**GOAL OF THE EXERCISE**.
Below is the data. Give it again, complete and exact.

**EXERCISE MATERIAL**.
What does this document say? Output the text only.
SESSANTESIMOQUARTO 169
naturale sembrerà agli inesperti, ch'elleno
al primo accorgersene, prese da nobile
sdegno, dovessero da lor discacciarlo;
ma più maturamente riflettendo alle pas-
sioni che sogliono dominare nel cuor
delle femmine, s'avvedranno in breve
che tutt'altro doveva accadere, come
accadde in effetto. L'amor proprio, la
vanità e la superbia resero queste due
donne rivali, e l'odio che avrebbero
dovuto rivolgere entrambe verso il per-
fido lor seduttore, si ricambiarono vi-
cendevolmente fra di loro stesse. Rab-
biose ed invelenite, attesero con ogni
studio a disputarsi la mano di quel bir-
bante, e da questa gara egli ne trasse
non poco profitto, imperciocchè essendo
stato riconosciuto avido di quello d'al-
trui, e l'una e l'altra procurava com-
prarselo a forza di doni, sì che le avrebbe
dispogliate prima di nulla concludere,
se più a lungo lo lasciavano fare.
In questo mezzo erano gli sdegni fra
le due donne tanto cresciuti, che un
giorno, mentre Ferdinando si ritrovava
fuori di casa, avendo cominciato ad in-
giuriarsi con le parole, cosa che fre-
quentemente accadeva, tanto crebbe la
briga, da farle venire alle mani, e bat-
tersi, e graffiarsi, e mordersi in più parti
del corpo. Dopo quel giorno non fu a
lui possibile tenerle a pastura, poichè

**CORRECT RESULT**.
What does this document say? Output the text only.
SESSANTESIMOQUARTO 169
naturale sembrerà agli inesperti, ch'elleno
al primo accorgersene, prese da nobile
sdegno, dovessero da lor discacciarlo;
ma più maturamente riflettendo alle pas-
sioni che sogliono dominare nel cuor
delle femmine, s'avvedranno in breve
che tutt'altro doveva accadere, come
accadde in effetto. L'amor proprio, la
vanità e la superbia resero queste due
donne rivali, e l'odio che avrebbero
dovuto rivolgere entrambe verso il per-
fido lor seduttore, si ricambiarono vi-
cendevolmente fra di loro stesse. Rab-
biose ed invelenite, attesero con ogni
studio a disputarsi la mano di quel bir-
bante, e da questa gara egli ne trasse
non poco profitto, imperciocchè essendo
stato riconosciuto avido di quello d'al-
trui, e l'una e l'altra procurava com-
prarselo a forza di doni, sì che le avrebbe
dispogliate prima di nulla concludere,
se più a lungo lo lasciavano fare.
In questo mezzo erano gli sdegni fra
le due donne tanto cresciuti, che un
giorno, mentre Ferdinando si ritrovava
fuori di casa, avendo cominciato ad in-
giuriarsi con le parole, cosa che fre-
quentemente accadeva, tanto crebbe la
briga, da farle venire alle mani, e bat-
tersi, e graffiarsi, e mordersi in più parti
del corpo. Dopo quel giorno non fu a
lui possibile tenerle a pastura, poichè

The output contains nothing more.